#### TASK INSTRUCTIONS
Quote all entries exactly, leaving pictures aside.

#### SUPPLIED MATERIAL
====
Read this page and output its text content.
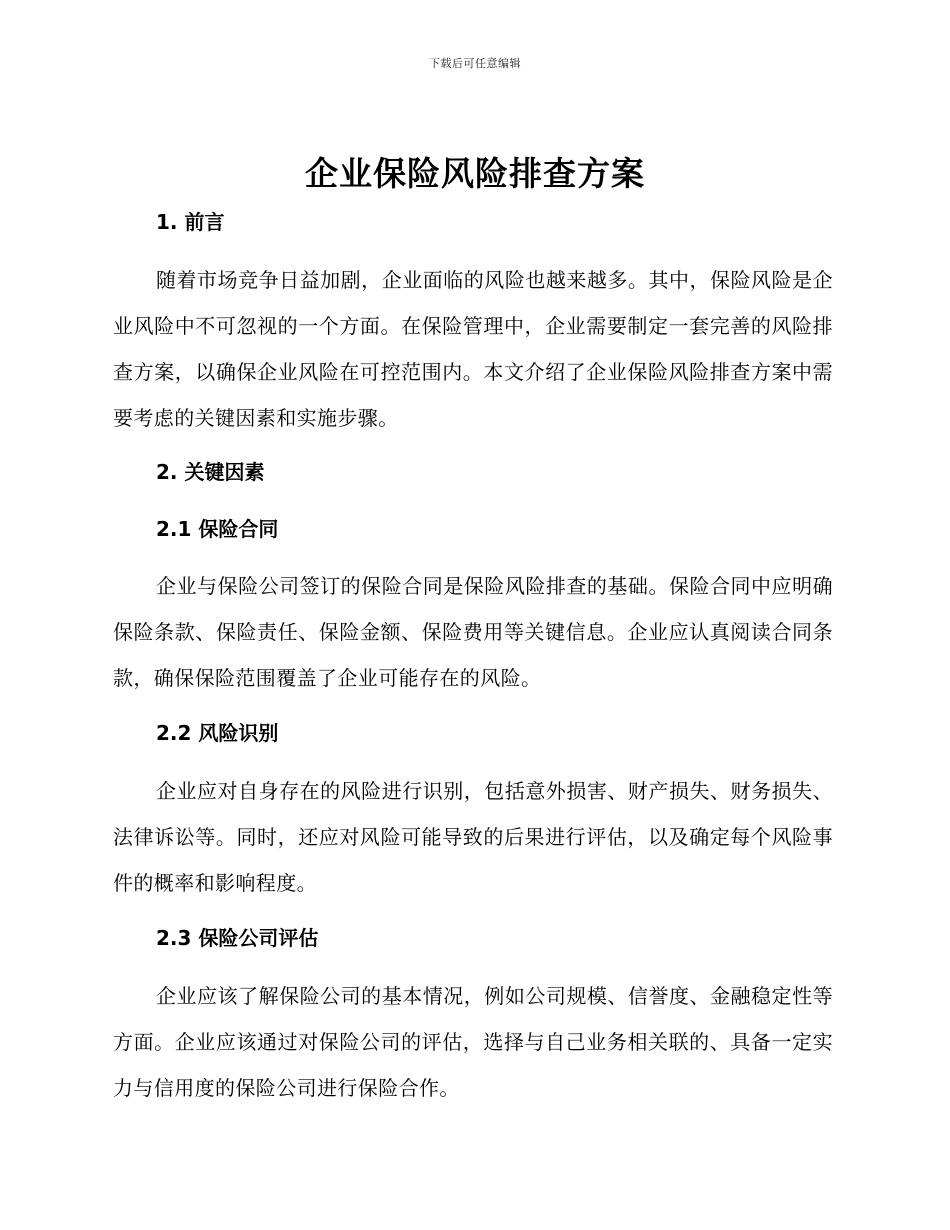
下载后可任意编辑
企业保险风险排查方案
1. 前言
随着市场竞争日益加剧，企业面临的风险也越来越多。其中，保险风险是企业风险中不可忽视的一个方面。在保险管理中，企业需要制定一套完善的风险排查方案，以确保企业风险在可控范围内。本文介绍了企业保险风险排查方案中需要考虑的关键因素和实施步骤。
2. 关键因素
2.1 保险合同
企业与保险公司签订的保险合同是保险风险排查的基础。保险合同中应明确保险条款、保险责任、保险金额、保险费用等关键信息。企业应认真阅读合同条款，确保保险范围覆盖了企业可能存在的风险。
2.2 风险识别
企业应对自身存在的风险进行识别，包括意外损害、财产损失、财务损失、法律诉讼等。同时，还应对风险可能导致的后果进行评估，以及确定每个风险事件的概率和影响程度。
2.3 保险公司评估
企业应该了解保险公司的基本情况，例如公司规模、信誉度、金融稳定性等方面。企业应该通过对保险公司的评估，选择与自己业务相关联的、具备一定实力与信用度的保险公司进行保险合作。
====
#### OUTPUT FOR THIS EXERCISE
Read this page and output its text content.
下载后可任意编辑
企业保险风险排查方案
1. 前言
随着市场竞争日益加剧，企业面临的风险也越来越多。其中，保险风险是企业风险中不可忽视的一个方面。在保险管理中，企业需要制定一套完善的风险排查方案，以确保企业风险在可控范围内。本文介绍了企业保险风险排查方案中需要考虑的关键因素和实施步骤。
2. 关键因素
2.1 保险合同
企业与保险公司签订的保险合同是保险风险排查的基础。保险合同中应明确保险条款、保险责任、保险金额、保险费用等关键信息。企业应认真阅读合同条款，确保保险范围覆盖了企业可能存在的风险。
2.2 风险识别
企业应对自身存在的风险进行识别，包括意外损害、财产损失、财务损失、法律诉讼等。同时，还应对风险可能导致的后果进行评估，以及确定每个风险事件的概率和影响程度。
2.3 保险公司评估
企业应该了解保险公司的基本情况，例如公司规模、信誉度、金融稳定性等方面。企业应该通过对保险公司的评估，选择与自己业务相关联的、具备一定实力与信用度的保险公司进行保险合作。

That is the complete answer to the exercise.